REQUEST: Transcribe the entries exactly; images are not part of the copy.
───── DATA FOR THIS EXERCISE ─────
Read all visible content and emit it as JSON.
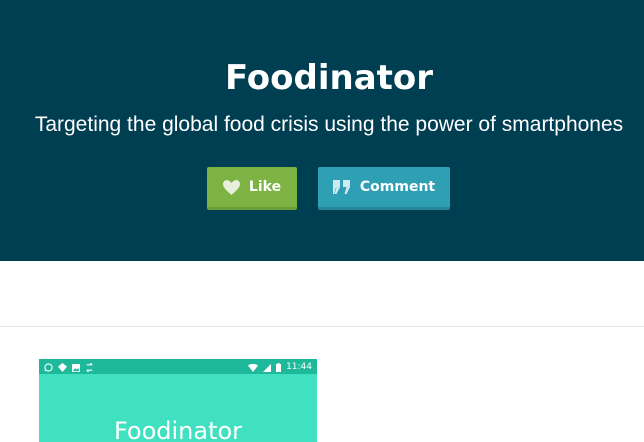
{
  "hero": {
    "title": "Foodinator",
    "subtitle": "Targeting the global food crisis using the power of smartphones",
    "like_label": "Like",
    "comment_label": "Comment"
  },
  "phone_screenshot": {
    "status_time": "11:44",
    "app_title": "Foodinator",
    "status_icons_left": [
      "whatsapp-icon",
      "location-icon",
      "image-icon",
      "sync-icon"
    ],
    "status_icons_right": [
      "wifi-icon",
      "signal-icon",
      "battery-icon"
    ]
  },
  "colors": {
    "hero_background": "#003e52",
    "like_button": "#7cb342",
    "comment_button": "#2f9fb4",
    "phone_statusbar": "#1db99a",
    "phone_background": "#40e0c0"
  }
}
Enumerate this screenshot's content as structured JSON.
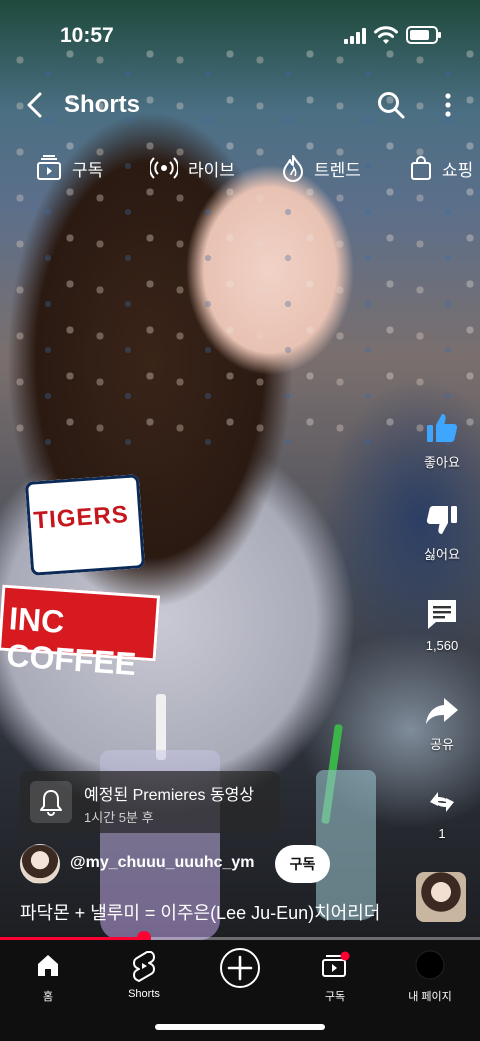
─────
TASK ANSWER:
Read all visible content and emit it as JSON.
{
  "hero": {
    "title": "Foodinator",
    "subtitle": "Targeting the global food crisis using the power of smartphones",
    "like_label": "Like",
    "comment_label": "Comment"
  },
  "phone_screenshot": {
    "status_time": "11:44",
    "app_title": "Foodinator",
    "status_icons_left": [
      "whatsapp-icon",
      "location-icon",
      "image-icon",
      "sync-icon"
    ],
    "status_icons_right": [
      "wifi-icon",
      "signal-icon",
      "battery-icon"
    ]
  },
  "colors": {
    "hero_background": "#003e52",
    "like_button": "#7cb342",
    "comment_button": "#2f9fb4",
    "phone_statusbar": "#1db99a",
    "phone_background": "#40e0c0"
  }
}
Enumerate this screenshot's content as structured JSON.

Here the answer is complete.